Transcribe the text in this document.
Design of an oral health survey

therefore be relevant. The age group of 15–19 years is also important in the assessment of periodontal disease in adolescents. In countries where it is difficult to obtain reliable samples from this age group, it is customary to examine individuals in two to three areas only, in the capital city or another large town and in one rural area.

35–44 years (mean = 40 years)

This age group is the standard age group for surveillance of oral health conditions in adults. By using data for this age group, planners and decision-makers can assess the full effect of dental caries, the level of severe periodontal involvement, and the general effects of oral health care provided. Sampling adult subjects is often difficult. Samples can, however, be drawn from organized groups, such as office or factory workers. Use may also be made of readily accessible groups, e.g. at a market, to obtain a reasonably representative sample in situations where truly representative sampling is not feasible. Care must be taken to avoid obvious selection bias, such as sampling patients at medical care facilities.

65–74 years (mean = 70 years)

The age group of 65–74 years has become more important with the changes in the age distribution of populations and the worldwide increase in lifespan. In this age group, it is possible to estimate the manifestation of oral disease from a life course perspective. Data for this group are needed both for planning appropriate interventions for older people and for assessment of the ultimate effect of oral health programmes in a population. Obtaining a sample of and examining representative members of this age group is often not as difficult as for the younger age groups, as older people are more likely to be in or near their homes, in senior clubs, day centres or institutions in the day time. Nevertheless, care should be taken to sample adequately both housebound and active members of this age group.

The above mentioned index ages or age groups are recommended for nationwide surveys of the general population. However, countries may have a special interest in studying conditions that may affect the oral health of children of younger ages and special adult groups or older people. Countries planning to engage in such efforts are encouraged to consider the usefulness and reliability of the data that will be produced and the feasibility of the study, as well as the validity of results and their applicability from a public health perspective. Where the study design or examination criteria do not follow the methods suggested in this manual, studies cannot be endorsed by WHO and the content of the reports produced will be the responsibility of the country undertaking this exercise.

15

* * *

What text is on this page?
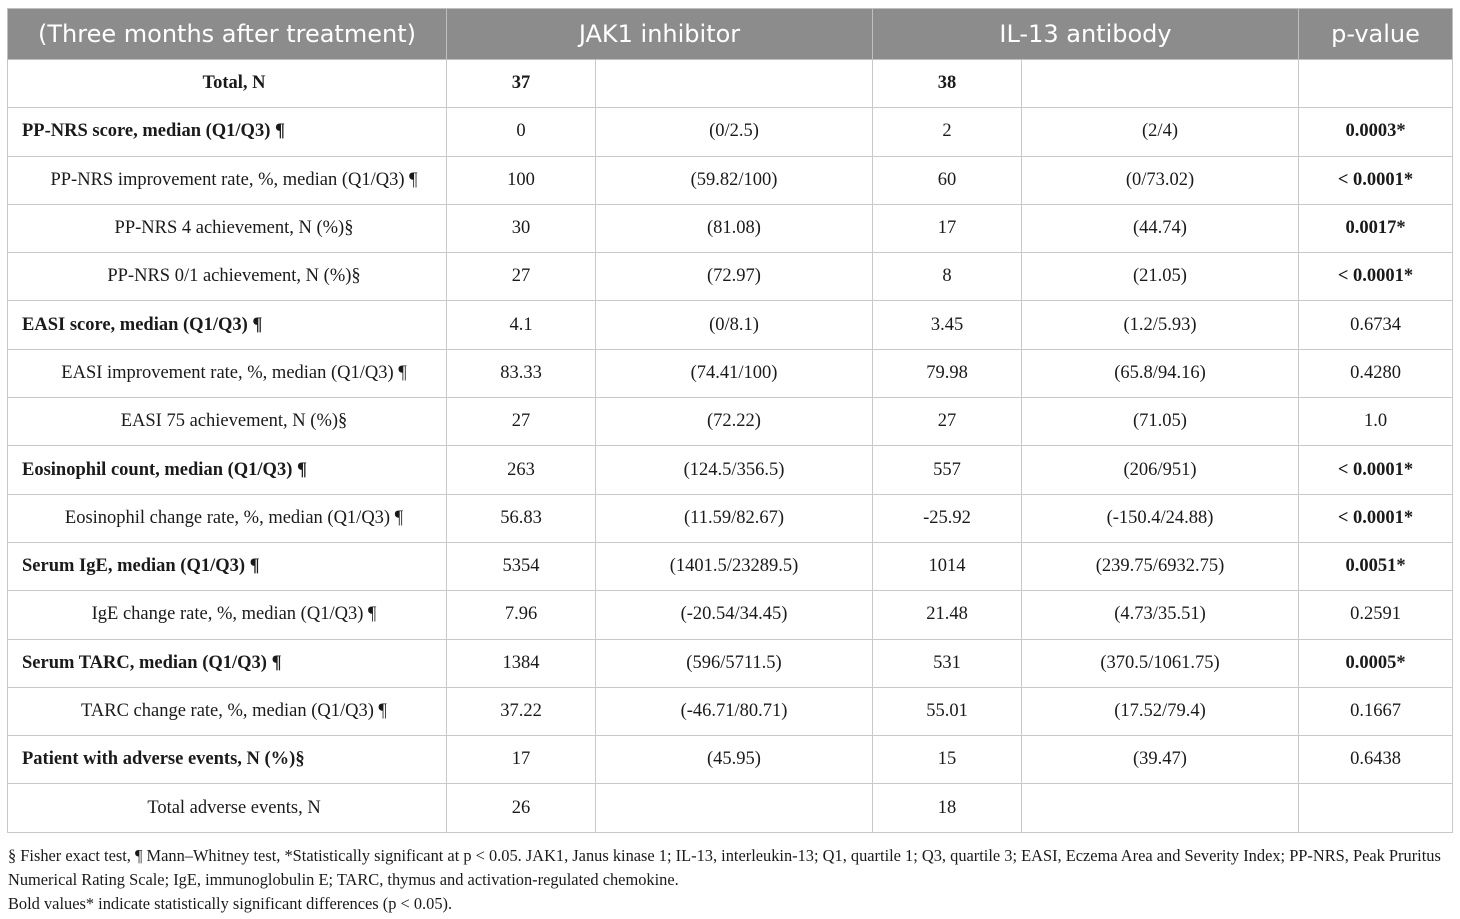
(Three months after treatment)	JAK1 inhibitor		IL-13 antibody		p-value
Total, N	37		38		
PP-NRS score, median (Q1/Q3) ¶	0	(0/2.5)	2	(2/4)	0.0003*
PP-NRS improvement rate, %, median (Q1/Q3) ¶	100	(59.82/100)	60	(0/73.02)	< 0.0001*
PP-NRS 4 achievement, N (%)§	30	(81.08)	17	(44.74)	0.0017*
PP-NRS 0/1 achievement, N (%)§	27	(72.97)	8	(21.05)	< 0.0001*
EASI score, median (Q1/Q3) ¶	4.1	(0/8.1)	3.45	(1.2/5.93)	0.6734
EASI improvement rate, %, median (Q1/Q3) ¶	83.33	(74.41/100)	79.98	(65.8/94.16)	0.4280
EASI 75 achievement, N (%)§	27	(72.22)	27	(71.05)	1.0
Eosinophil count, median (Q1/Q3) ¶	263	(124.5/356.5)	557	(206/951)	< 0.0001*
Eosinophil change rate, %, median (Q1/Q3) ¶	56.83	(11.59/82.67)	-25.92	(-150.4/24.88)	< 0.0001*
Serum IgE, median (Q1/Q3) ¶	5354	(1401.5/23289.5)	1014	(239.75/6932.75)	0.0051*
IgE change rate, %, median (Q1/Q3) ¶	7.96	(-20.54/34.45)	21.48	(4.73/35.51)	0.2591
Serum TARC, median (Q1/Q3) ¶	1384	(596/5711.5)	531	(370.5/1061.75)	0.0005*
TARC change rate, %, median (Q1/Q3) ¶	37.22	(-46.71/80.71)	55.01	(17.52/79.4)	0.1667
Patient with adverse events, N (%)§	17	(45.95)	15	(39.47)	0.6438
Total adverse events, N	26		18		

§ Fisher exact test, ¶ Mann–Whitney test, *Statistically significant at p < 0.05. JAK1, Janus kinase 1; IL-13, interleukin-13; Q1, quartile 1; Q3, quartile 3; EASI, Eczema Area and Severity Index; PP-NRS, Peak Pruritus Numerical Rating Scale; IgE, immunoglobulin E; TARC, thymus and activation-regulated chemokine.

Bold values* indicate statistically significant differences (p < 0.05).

_EXERCISE DESCRIPTION:_
What lines in the data above contain the word "Total"? Copy them all.

_ANSWER SECTION:_
Total, N	37		38		
Total adverse events, N	26		18		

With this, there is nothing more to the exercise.